# Start of MATERIAL FOR THIS TASK
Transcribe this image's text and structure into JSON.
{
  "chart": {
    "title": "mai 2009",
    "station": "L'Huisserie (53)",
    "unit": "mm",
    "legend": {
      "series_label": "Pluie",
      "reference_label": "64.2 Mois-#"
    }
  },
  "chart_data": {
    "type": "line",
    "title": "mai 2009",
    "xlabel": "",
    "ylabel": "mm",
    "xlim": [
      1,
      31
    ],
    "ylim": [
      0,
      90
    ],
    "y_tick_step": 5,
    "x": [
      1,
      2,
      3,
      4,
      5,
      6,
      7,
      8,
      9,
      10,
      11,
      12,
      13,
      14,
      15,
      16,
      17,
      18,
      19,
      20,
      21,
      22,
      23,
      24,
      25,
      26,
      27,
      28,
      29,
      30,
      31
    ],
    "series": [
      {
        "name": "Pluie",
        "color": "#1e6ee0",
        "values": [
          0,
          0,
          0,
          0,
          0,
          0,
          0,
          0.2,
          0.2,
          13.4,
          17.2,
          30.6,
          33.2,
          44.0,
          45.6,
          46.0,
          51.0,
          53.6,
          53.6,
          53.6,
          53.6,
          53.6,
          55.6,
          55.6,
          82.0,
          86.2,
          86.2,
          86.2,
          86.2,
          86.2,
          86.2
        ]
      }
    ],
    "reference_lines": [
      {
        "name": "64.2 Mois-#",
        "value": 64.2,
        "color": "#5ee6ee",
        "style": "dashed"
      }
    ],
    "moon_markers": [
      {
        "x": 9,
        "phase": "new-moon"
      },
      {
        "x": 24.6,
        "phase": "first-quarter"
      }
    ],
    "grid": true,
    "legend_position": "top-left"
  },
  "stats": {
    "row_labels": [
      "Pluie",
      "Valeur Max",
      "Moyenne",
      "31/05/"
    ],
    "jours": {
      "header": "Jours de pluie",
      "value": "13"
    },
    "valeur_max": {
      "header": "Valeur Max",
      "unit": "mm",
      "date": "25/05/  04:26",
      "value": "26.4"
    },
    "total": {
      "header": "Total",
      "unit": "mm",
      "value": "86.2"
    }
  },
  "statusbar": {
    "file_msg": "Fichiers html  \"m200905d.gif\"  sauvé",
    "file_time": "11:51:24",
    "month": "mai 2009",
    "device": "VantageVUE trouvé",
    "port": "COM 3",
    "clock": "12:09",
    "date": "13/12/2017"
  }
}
# End of MATERIAL FOR THIS TASK
[TO BE DONE] Repeat the data above exactly.

[THE ANSWER]
Transcribe this image's text and structure into JSON.
{
  "chart": {
    "title": "mai 2009",
    "station": "L'Huisserie (53)",
    "unit": "mm",
    "legend": {
      "series_label": "Pluie",
      "reference_label": "64.2 Mois-#"
    }
  },
  "chart_data": {
    "type": "line",
    "title": "mai 2009",
    "xlabel": "",
    "ylabel": "mm",
    "xlim": [
      1,
      31
    ],
    "ylim": [
      0,
      90
    ],
    "y_tick_step": 5,
    "x": [
      1,
      2,
      3,
      4,
      5,
      6,
      7,
      8,
      9,
      10,
      11,
      12,
      13,
      14,
      15,
      16,
      17,
      18,
      19,
      20,
      21,
      22,
      23,
      24,
      25,
      26,
      27,
      28,
      29,
      30,
      31
    ],
    "series": [
      {
        "name": "Pluie",
        "color": "#1e6ee0",
        "values": [
          0,
          0,
          0,
          0,
          0,
          0,
          0,
          0.2,
          0.2,
          13.4,
          17.2,
          30.6,
          33.2,
          44.0,
          45.6,
          46.0,
          51.0,
          53.6,
          53.6,
          53.6,
          53.6,
          53.6,
          55.6,
          55.6,
          82.0,
          86.2,
          86.2,
          86.2,
          86.2,
          86.2,
          86.2
        ]
      }
    ],
    "reference_lines": [
      {
        "name": "64.2 Mois-#",
        "value": 64.2,
        "color": "#5ee6ee",
        "style": "dashed"
      }
    ],
    "moon_markers": [
      {
        "x": 9,
        "phase": "new-moon"
      },
      {
        "x": 24.6,
        "phase": "first-quarter"
      }
    ],
    "grid": true,
    "legend_position": "top-left"
  },
  "stats": {
    "row_labels": [
      "Pluie",
      "Valeur Max",
      "Moyenne",
      "31/05/"
    ],
    "jours": {
      "header": "Jours de pluie",
      "value": "13"
    },
    "valeur_max": {
      "header": "Valeur Max",
      "unit": "mm",
      "date": "25/05/  04:26",
      "value": "26.4"
    },
    "total": {
      "header": "Total",
      "unit": "mm",
      "value": "86.2"
    }
  },
  "statusbar": {
    "file_msg": "Fichiers html  \"m200905d.gif\"  sauvé",
    "file_time": "11:51:24",
    "month": "mai 2009",
    "device": "VantageVUE trouvé",
    "port": "COM 3",
    "clock": "12:09",
    "date": "13/12/2017"
  }
}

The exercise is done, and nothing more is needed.